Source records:
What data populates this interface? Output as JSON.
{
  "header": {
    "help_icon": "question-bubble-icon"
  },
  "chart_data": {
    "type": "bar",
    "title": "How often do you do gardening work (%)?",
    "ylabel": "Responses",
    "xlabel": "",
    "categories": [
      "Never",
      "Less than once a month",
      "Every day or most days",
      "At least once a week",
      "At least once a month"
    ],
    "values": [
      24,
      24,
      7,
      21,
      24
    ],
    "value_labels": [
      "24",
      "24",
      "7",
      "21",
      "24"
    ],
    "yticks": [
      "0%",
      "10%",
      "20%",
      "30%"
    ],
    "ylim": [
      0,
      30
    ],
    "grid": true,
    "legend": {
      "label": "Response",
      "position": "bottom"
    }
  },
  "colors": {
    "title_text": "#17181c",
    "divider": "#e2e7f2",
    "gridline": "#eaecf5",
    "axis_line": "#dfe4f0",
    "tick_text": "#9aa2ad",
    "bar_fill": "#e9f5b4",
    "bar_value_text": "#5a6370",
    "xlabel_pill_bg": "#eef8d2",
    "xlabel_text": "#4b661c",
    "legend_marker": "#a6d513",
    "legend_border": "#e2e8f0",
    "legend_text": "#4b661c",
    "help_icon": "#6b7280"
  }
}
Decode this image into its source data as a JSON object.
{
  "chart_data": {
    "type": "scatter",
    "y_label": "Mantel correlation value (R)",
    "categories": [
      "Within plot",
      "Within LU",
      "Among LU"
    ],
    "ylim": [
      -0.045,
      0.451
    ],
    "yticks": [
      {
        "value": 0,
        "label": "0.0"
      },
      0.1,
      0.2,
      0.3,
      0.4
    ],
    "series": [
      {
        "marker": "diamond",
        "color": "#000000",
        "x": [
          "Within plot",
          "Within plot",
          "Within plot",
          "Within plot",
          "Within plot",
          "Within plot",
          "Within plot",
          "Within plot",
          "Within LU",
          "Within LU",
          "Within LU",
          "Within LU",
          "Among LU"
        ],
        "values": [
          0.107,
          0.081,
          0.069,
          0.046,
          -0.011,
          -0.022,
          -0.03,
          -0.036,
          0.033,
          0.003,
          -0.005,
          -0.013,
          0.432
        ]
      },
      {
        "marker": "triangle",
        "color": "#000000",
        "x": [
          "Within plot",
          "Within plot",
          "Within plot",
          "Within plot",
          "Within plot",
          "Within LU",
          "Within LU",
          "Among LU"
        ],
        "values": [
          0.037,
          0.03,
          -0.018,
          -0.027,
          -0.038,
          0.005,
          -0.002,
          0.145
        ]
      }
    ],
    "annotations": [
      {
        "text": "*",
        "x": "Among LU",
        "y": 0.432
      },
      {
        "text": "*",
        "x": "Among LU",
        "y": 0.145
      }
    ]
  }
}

Exercise prompt>
Write out all of the records above exactly as they appear.

Finished answer>
What data populates this interface? Output as JSON.
{
  "header": {
    "help_icon": "question-bubble-icon"
  },
  "chart_data": {
    "type": "bar",
    "title": "How often do you do gardening work (%)?",
    "ylabel": "Responses",
    "xlabel": "",
    "categories": [
      "Never",
      "Less than once a month",
      "Every day or most days",
      "At least once a week",
      "At least once a month"
    ],
    "values": [
      24,
      24,
      7,
      21,
      24
    ],
    "value_labels": [
      "24",
      "24",
      "7",
      "21",
      "24"
    ],
    "yticks": [
      "0%",
      "10%",
      "20%",
      "30%"
    ],
    "ylim": [
      0,
      30
    ],
    "grid": true,
    "legend": {
      "label": "Response",
      "position": "bottom"
    }
  },
  "colors": {
    "title_text": "#17181c",
    "divider": "#e2e7f2",
    "gridline": "#eaecf5",
    "axis_line": "#dfe4f0",
    "tick_text": "#9aa2ad",
    "bar_fill": "#e9f5b4",
    "bar_value_text": "#5a6370",
    "xlabel_pill_bg": "#eef8d2",
    "xlabel_text": "#4b661c",
    "legend_marker": "#a6d513",
    "legend_border": "#e2e8f0",
    "legend_text": "#4b661c",
    "help_icon": "#6b7280"
  }
}
Decode this image into its source data as a JSON object.
{
  "chart_data": {
    "type": "scatter",
    "y_label": "Mantel correlation value (R)",
    "categories": [
      "Within plot",
      "Within LU",
      "Among LU"
    ],
    "ylim": [
      -0.045,
      0.451
    ],
    "yticks": [
      {
        "value": 0,
        "label": "0.0"
      },
      0.1,
      0.2,
      0.3,
      0.4
    ],
    "series": [
      {
        "marker": "diamond",
        "color": "#000000",
        "x": [
          "Within plot",
          "Within plot",
          "Within plot",
          "Within plot",
          "Within plot",
          "Within plot",
          "Within plot",
          "Within plot",
          "Within LU",
          "Within LU",
          "Within LU",
          "Within LU",
          "Among LU"
        ],
        "values": [
          0.107,
          0.081,
          0.069,
          0.046,
          -0.011,
          -0.022,
          -0.03,
          -0.036,
          0.033,
          0.003,
          -0.005,
          -0.013,
          0.432
        ]
      },
      {
        "marker": "triangle",
        "color": "#000000",
        "x": [
          "Within plot",
          "Within plot",
          "Within plot",
          "Within plot",
          "Within plot",
          "Within LU",
          "Within LU",
          "Among LU"
        ],
        "values": [
          0.037,
          0.03,
          -0.018,
          -0.027,
          -0.038,
          0.005,
          -0.002,
          0.145
        ]
      }
    ],
    "annotations": [
      {
        "text": "*",
        "x": "Among LU",
        "y": 0.432
      },
      {
        "text": "*",
        "x": "Among LU",
        "y": 0.145
      }
    ]
  }
}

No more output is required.